▸ Exercise requirements
Return the listing below exactly, with the pictures dropped.

▸ Entries supplied
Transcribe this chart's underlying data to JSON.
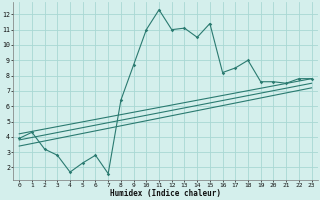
{
  "xlabel": "Humidex (Indice chaleur)",
  "bg_color": "#d4efec",
  "grid_color": "#a8d8d4",
  "line_color": "#2a7a70",
  "xlim": [
    -0.5,
    23.5
  ],
  "ylim": [
    1.2,
    12.8
  ],
  "yticks": [
    2,
    3,
    4,
    5,
    6,
    7,
    8,
    9,
    10,
    11,
    12
  ],
  "xticks": [
    0,
    1,
    2,
    3,
    4,
    5,
    6,
    7,
    8,
    9,
    10,
    11,
    12,
    13,
    14,
    15,
    16,
    17,
    18,
    19,
    20,
    21,
    22,
    23
  ],
  "series1_x": [
    0,
    1,
    2,
    3,
    4,
    5,
    6,
    7,
    8,
    9,
    10,
    11,
    12,
    13,
    14,
    15,
    16,
    17,
    18,
    19,
    20,
    21,
    22,
    23
  ],
  "series1_y": [
    3.9,
    4.3,
    3.2,
    2.8,
    1.7,
    2.3,
    2.8,
    1.6,
    6.4,
    8.7,
    11.0,
    12.3,
    11.0,
    11.1,
    10.5,
    11.4,
    8.2,
    8.5,
    9.0,
    7.6,
    7.6,
    7.5,
    7.8,
    7.8
  ],
  "line1_x": [
    0,
    23
  ],
  "line1_y": [
    3.8,
    7.5
  ],
  "line2_x": [
    0,
    23
  ],
  "line2_y": [
    3.4,
    7.2
  ],
  "line3_x": [
    0,
    23
  ],
  "line3_y": [
    4.2,
    7.8
  ]
}
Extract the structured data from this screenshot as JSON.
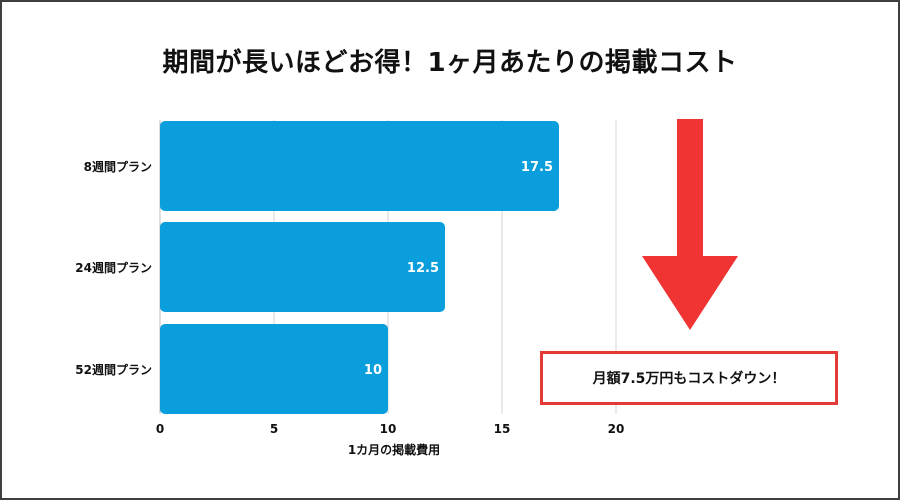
{
  "title": "期間が長いほどお得！1ヶ月あたりの掲載コスト",
  "callout": "月額7.5万円もコストダウン！",
  "colors": {
    "bar": "#0a9fdc",
    "arrow": "#f03434",
    "grid": "#d4d4d4",
    "text": "#111111"
  },
  "chart_data": {
    "type": "bar",
    "orientation": "horizontal",
    "categories": [
      "8週間プラン",
      "24週間プラン",
      "52週間プラン"
    ],
    "values": [
      17.5,
      12.5,
      10
    ],
    "value_labels": [
      "17.5",
      "12.5",
      "10"
    ],
    "xlabel": "1カ月の掲載費用",
    "xticks": [
      "0",
      "5",
      "10",
      "15",
      "20"
    ],
    "xtick_values": [
      0,
      5,
      10,
      15,
      20
    ],
    "xlim": [
      0,
      20
    ],
    "grid": true,
    "legend": "none"
  }
}
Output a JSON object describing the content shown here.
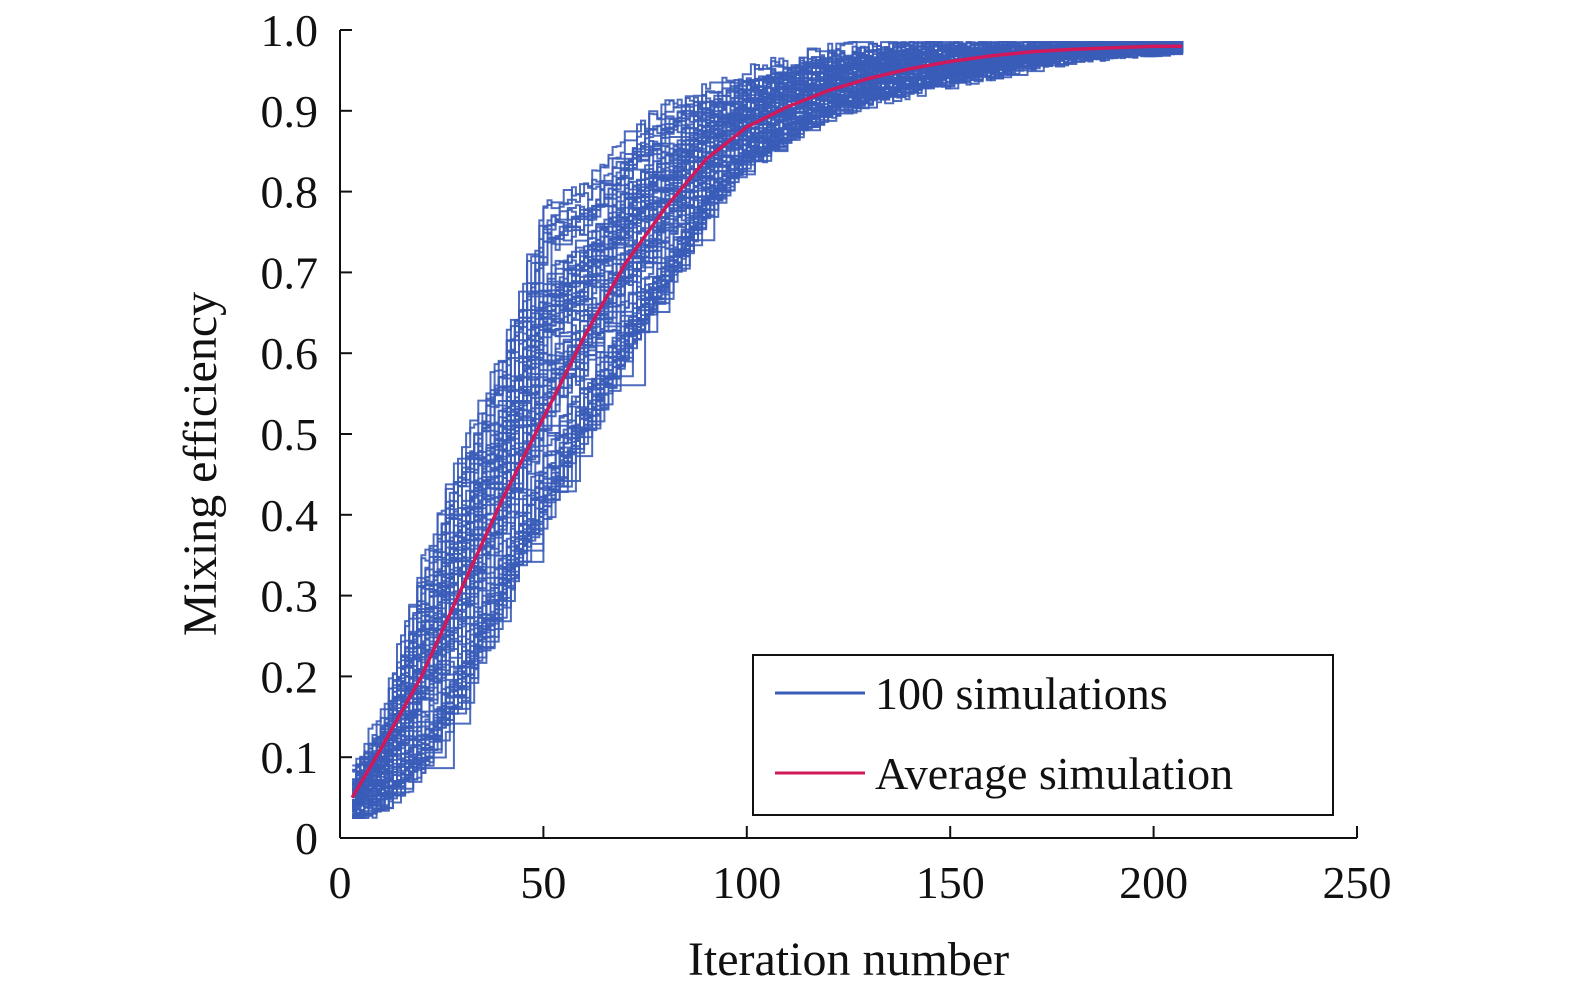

▸ In response
Transcribe this chart's underlying data to JSON.
{
  "xlabel": "Humidex (Indice chaleur)",
  "bg_color": "#d4efec",
  "grid_color": "#a8d8d4",
  "line_color": "#2a7a70",
  "xlim": [
    -0.5,
    23.5
  ],
  "ylim": [
    1.2,
    12.8
  ],
  "yticks": [
    2,
    3,
    4,
    5,
    6,
    7,
    8,
    9,
    10,
    11,
    12
  ],
  "xticks": [
    0,
    1,
    2,
    3,
    4,
    5,
    6,
    7,
    8,
    9,
    10,
    11,
    12,
    13,
    14,
    15,
    16,
    17,
    18,
    19,
    20,
    21,
    22,
    23
  ],
  "series1_x": [
    0,
    1,
    2,
    3,
    4,
    5,
    6,
    7,
    8,
    9,
    10,
    11,
    12,
    13,
    14,
    15,
    16,
    17,
    18,
    19,
    20,
    21,
    22,
    23
  ],
  "series1_y": [
    3.9,
    4.3,
    3.2,
    2.8,
    1.7,
    2.3,
    2.8,
    1.6,
    6.4,
    8.7,
    11.0,
    12.3,
    11.0,
    11.1,
    10.5,
    11.4,
    8.2,
    8.5,
    9.0,
    7.6,
    7.6,
    7.5,
    7.8,
    7.8
  ],
  "line1_x": [
    0,
    23
  ],
  "line1_y": [
    3.8,
    7.5
  ],
  "line2_x": [
    0,
    23
  ],
  "line2_y": [
    3.4,
    7.2
  ],
  "line3_x": [
    0,
    23
  ],
  "line3_y": [
    4.2,
    7.8
  ]
}
Extract the structured data from this screenshot as JSON.
{
  "title": "期間が長いほどお得！1ヶ月あたりの掲載コスト",
  "callout": "月額7.5万円もコストダウン！",
  "colors": {
    "bar": "#0a9fdc",
    "arrow": "#f03434",
    "grid": "#d4d4d4",
    "text": "#111111"
  },
  "chart_data": {
    "type": "bar",
    "orientation": "horizontal",
    "categories": [
      "8週間プラン",
      "24週間プラン",
      "52週間プラン"
    ],
    "values": [
      17.5,
      12.5,
      10
    ],
    "value_labels": [
      "17.5",
      "12.5",
      "10"
    ],
    "xlabel": "1カ月の掲載費用",
    "xticks": [
      "0",
      "5",
      "10",
      "15",
      "20"
    ],
    "xtick_values": [
      0,
      5,
      10,
      15,
      20
    ],
    "xlim": [
      0,
      20
    ],
    "grid": true,
    "legend": "none"
  }
}
Output a JSON object describing the content shown here.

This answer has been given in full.